- INSTRUCTIONS TO FOLLOW: From the forum thread below about vector angles, extract the passage starting at "Good afternoon folks." and ending at "small fraction (~E-6).", copying it word for word.

─── SOURCE TEXT

Good afternoon folks. Been a while since I've posted. Anyways, doing some programming and ran into a strange occurrence. I'm making a Vector class to represent geometrical Vectors. I've developed an algorithm to determine the angles between two vectors, and it works for most values, however I get some weird values, that are off by a very small fraction (~E-6).

For example:

The angle between (1,0) and (0,1) comes out to exactly 90.

Between (1,1) and (1,0) is 45.00000000000001 (it should be exactly 45)

And between (1, 1) and (1, 1) is 1.2074182697257333E-6 and should really be 0 (there is no angle between parallel vectors)

I'm using the analytical formula

code:

* let v and u be vectors of the same dimension
 *
 * let |v| and |u| represent the magnitudes of v and u, respectively
 *
 * let A represent the angle between v and u
 *
 * v @ u where @ represents dot product
 * cos A = -------
 * |v|*|u|

I'll post my source code if you want to look at that.

I know this has something to do with the roundoff/precision errors of floating point, but I'm not sure if I should find a way around this, or leave it.

DIIST · **Posted:** Fri Jun 29, 2007 4:54 pm

What language? I know Java has a issues with floating point numbers. Post the code it might help.

md · **Posted:** Fri Jun 29, 2007 7:21 pm

It doesn't matter the language; it's actually quite clear what the problem is. Read http://en.wikipedia.org/wiki/Floating_point (see the accuracy section).

──────
─── DATASET EXTRACT

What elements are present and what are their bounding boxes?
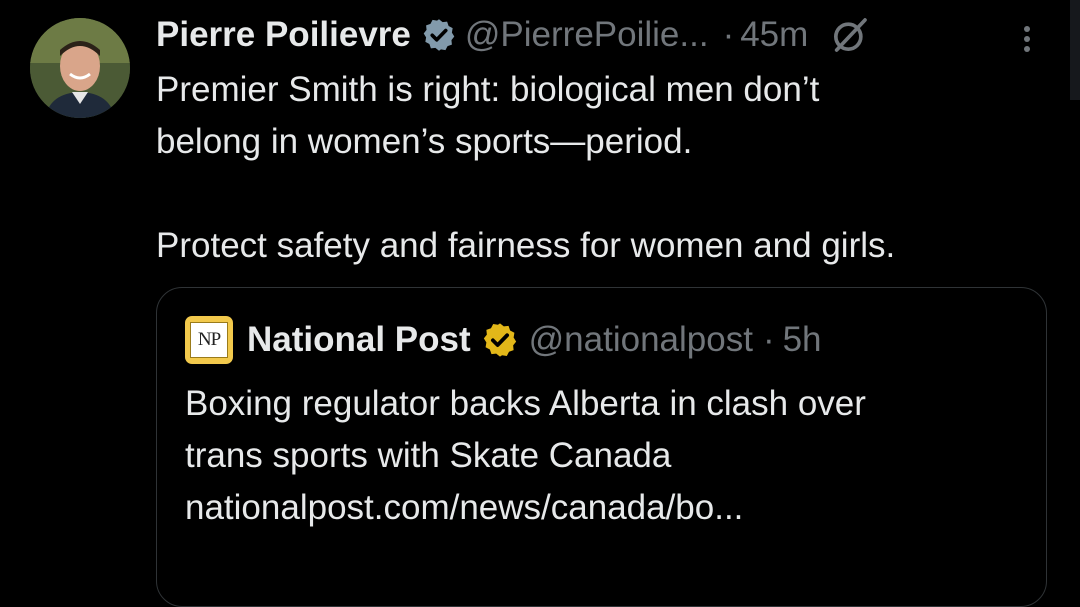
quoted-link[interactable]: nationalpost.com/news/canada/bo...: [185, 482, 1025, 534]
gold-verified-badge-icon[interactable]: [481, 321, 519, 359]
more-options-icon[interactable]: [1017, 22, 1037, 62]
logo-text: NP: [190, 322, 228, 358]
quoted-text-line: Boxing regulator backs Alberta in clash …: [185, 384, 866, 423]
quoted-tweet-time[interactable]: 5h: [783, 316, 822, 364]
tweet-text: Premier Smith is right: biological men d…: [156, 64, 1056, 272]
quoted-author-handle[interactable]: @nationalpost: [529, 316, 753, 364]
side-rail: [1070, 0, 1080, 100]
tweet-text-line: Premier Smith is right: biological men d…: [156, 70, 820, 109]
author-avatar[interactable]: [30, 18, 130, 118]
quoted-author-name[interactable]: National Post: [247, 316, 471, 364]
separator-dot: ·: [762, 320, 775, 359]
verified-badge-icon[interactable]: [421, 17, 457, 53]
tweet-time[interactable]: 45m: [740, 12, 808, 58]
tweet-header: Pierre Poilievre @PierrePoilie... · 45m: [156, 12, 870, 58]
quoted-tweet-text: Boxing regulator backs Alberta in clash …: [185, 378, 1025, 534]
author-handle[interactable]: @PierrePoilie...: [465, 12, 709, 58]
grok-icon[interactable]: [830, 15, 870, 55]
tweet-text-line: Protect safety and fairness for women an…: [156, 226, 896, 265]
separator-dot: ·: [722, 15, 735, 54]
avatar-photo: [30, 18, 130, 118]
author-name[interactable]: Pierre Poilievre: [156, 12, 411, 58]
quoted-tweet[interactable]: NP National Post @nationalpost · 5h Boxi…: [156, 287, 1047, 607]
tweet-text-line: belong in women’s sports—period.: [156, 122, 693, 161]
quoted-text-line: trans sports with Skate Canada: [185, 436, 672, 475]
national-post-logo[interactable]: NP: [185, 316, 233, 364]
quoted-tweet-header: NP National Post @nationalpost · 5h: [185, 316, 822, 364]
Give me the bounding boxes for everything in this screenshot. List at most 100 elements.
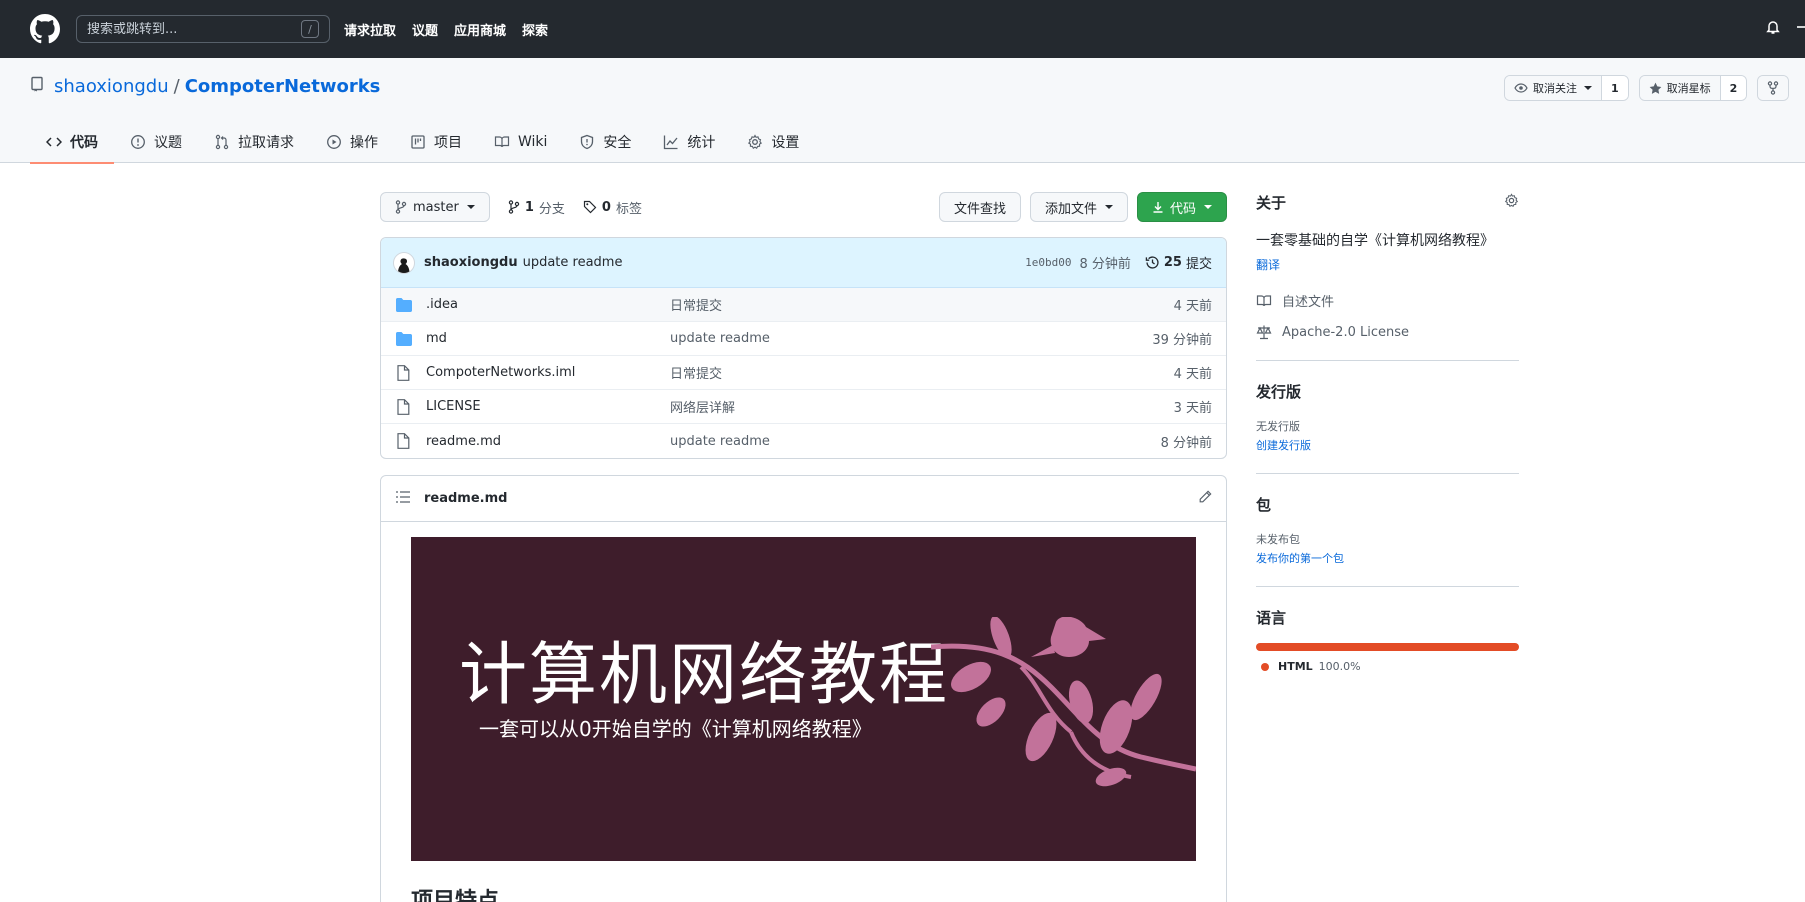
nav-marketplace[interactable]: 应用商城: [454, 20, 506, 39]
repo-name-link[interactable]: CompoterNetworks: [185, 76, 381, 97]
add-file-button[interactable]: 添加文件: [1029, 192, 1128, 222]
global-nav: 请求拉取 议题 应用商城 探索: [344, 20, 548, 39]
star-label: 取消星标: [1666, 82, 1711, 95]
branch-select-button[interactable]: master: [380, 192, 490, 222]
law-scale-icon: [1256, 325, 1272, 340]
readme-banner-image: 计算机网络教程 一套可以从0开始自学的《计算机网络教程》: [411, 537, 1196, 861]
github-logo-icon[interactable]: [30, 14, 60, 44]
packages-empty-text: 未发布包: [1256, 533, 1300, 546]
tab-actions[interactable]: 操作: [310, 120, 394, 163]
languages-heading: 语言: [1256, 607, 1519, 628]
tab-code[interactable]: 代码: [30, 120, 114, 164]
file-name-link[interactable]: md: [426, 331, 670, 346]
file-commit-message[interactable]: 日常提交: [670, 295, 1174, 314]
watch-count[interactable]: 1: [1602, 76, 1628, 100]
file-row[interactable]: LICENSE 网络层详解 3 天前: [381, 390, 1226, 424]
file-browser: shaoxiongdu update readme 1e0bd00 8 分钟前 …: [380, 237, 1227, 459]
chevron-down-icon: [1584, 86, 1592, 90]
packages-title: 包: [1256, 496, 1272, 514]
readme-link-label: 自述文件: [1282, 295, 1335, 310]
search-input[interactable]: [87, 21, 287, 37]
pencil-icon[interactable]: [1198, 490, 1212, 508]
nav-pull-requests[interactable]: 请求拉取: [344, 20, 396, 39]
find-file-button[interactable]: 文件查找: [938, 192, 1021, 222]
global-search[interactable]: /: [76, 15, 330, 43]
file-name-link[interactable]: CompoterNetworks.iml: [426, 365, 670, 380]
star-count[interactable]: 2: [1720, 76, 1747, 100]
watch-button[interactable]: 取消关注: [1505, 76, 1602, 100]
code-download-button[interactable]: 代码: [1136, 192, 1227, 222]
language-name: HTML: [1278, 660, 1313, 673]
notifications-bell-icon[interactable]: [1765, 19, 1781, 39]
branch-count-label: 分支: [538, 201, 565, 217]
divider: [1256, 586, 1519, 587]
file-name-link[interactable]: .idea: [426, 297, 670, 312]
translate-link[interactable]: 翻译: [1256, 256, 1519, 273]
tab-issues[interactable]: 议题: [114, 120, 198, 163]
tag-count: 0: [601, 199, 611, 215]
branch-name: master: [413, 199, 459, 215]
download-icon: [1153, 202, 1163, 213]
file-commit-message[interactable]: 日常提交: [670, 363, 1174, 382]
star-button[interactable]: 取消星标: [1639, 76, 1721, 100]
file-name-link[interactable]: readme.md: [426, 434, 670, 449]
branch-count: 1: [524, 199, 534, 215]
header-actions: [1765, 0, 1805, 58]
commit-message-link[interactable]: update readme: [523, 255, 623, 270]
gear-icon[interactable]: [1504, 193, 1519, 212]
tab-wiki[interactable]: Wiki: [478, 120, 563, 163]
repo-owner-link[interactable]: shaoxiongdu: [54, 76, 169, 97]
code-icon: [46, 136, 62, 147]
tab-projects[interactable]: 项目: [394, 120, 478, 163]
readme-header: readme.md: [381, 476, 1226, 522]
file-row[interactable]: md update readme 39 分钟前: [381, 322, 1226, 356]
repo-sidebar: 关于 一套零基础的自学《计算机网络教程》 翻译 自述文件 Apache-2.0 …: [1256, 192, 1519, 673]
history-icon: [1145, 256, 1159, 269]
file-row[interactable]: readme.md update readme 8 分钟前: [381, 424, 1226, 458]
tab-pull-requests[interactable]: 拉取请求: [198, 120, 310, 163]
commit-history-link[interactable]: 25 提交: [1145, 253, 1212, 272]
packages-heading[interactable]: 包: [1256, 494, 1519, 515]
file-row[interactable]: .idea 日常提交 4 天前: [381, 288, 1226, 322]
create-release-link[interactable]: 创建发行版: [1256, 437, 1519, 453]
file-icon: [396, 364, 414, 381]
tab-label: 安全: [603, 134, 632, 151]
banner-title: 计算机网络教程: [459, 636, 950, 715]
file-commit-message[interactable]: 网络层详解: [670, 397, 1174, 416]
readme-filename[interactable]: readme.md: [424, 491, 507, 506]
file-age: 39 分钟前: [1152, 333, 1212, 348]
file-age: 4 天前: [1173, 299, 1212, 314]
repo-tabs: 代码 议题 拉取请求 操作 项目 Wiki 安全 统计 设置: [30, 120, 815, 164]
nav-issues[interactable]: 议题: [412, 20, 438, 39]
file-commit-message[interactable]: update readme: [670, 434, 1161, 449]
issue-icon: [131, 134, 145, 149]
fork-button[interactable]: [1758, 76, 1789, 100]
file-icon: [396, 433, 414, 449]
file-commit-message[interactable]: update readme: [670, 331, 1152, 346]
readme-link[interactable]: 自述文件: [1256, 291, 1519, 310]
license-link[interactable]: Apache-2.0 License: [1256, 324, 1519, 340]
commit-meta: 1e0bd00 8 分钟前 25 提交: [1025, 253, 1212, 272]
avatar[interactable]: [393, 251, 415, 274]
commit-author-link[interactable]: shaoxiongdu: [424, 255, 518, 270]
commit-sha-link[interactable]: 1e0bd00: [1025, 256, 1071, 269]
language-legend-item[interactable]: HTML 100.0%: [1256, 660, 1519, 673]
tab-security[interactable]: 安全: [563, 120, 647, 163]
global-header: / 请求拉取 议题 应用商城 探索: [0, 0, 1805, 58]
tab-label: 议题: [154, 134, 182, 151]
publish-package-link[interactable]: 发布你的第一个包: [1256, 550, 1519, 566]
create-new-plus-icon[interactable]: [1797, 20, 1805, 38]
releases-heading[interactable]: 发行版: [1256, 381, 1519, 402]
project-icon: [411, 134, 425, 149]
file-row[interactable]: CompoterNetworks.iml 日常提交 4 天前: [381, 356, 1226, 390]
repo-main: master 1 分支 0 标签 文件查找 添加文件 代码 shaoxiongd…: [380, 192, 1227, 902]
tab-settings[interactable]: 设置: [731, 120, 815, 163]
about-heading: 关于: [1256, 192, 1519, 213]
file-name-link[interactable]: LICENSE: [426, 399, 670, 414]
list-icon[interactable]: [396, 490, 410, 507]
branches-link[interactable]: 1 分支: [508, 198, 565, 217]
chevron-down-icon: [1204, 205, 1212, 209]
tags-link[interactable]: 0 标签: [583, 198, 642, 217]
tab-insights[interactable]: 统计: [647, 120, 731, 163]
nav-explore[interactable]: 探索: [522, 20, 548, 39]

──────
─── DATASET EXTRACT

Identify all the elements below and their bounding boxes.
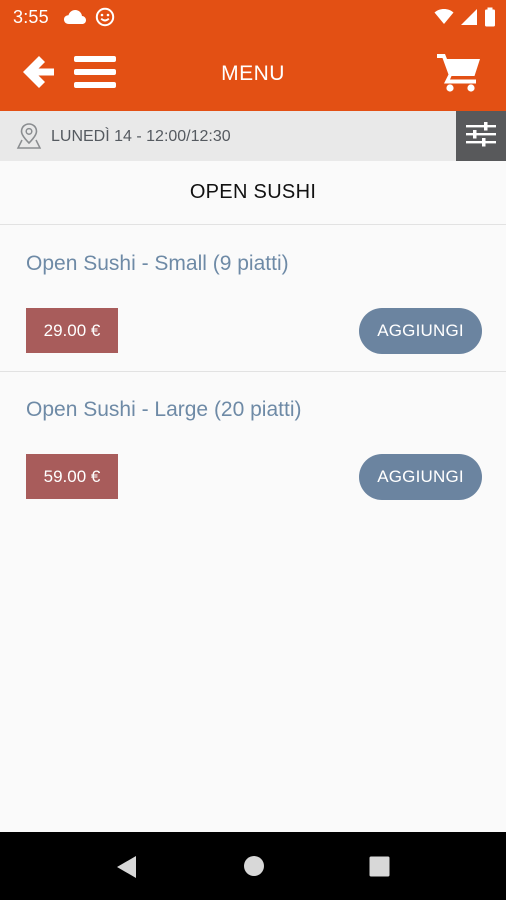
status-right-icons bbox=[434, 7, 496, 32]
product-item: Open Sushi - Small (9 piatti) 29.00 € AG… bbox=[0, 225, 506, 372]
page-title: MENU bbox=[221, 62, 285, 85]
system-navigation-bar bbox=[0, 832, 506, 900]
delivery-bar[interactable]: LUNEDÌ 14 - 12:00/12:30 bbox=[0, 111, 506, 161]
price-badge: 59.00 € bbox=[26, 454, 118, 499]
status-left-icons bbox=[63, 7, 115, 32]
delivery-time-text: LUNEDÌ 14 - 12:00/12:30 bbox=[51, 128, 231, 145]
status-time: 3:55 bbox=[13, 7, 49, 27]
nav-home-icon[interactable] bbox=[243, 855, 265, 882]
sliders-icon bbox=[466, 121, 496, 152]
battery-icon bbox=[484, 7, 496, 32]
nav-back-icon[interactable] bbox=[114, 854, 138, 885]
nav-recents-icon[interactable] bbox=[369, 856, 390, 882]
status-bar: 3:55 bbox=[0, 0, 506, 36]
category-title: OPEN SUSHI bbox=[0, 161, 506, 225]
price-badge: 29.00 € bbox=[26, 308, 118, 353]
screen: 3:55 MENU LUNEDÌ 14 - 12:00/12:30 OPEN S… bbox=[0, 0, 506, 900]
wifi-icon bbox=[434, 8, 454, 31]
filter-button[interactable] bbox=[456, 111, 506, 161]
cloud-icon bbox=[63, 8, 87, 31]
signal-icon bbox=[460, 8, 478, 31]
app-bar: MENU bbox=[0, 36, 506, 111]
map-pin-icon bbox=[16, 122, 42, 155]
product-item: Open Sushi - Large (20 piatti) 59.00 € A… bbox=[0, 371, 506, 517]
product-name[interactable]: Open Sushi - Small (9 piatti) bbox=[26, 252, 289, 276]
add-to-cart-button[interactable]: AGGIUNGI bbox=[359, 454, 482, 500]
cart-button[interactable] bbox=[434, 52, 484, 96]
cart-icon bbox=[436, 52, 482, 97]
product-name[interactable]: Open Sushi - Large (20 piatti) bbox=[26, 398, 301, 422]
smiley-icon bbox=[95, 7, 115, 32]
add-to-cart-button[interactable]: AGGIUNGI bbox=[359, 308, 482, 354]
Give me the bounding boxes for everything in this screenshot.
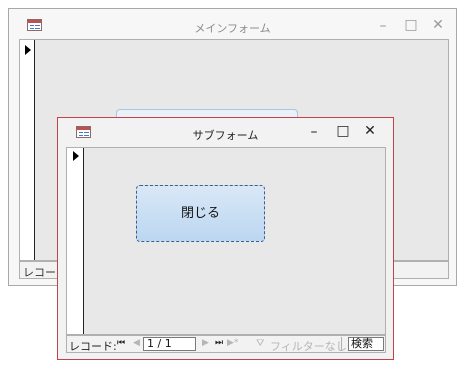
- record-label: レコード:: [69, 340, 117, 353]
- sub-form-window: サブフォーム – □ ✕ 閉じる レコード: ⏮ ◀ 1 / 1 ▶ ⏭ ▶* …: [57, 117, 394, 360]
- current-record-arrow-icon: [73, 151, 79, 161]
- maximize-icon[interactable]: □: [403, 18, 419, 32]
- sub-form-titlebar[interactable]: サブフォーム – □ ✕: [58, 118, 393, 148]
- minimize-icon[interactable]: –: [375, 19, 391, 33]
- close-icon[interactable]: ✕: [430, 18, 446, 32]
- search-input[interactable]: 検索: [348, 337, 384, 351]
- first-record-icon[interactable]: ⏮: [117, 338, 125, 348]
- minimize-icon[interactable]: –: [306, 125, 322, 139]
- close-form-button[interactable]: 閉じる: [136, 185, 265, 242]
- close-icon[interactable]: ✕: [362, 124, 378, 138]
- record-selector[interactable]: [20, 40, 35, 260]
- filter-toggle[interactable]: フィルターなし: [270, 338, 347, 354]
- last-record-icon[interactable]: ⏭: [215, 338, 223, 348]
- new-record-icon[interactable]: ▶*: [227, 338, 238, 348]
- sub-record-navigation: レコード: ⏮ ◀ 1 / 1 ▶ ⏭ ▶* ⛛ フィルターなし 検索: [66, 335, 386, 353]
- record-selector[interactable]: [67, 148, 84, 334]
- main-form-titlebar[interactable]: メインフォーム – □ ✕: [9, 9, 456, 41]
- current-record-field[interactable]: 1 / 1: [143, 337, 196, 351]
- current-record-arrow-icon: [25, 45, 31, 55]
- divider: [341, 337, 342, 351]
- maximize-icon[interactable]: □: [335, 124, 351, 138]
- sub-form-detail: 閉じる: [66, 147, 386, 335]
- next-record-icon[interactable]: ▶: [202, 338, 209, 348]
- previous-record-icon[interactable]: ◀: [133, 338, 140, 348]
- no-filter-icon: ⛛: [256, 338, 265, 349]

──────

- CORRECT ANSWER:
Good afternoon folks. Been a while since I've posted. Anyways, doing some programming and ran into a strange occurrence. I'm making a Vector class to represent geometrical Vectors. I've developed an algorithm to determine the angles between two vectors, and it works for most values, however I get some weird values, that are off by a very small fraction (~E-6).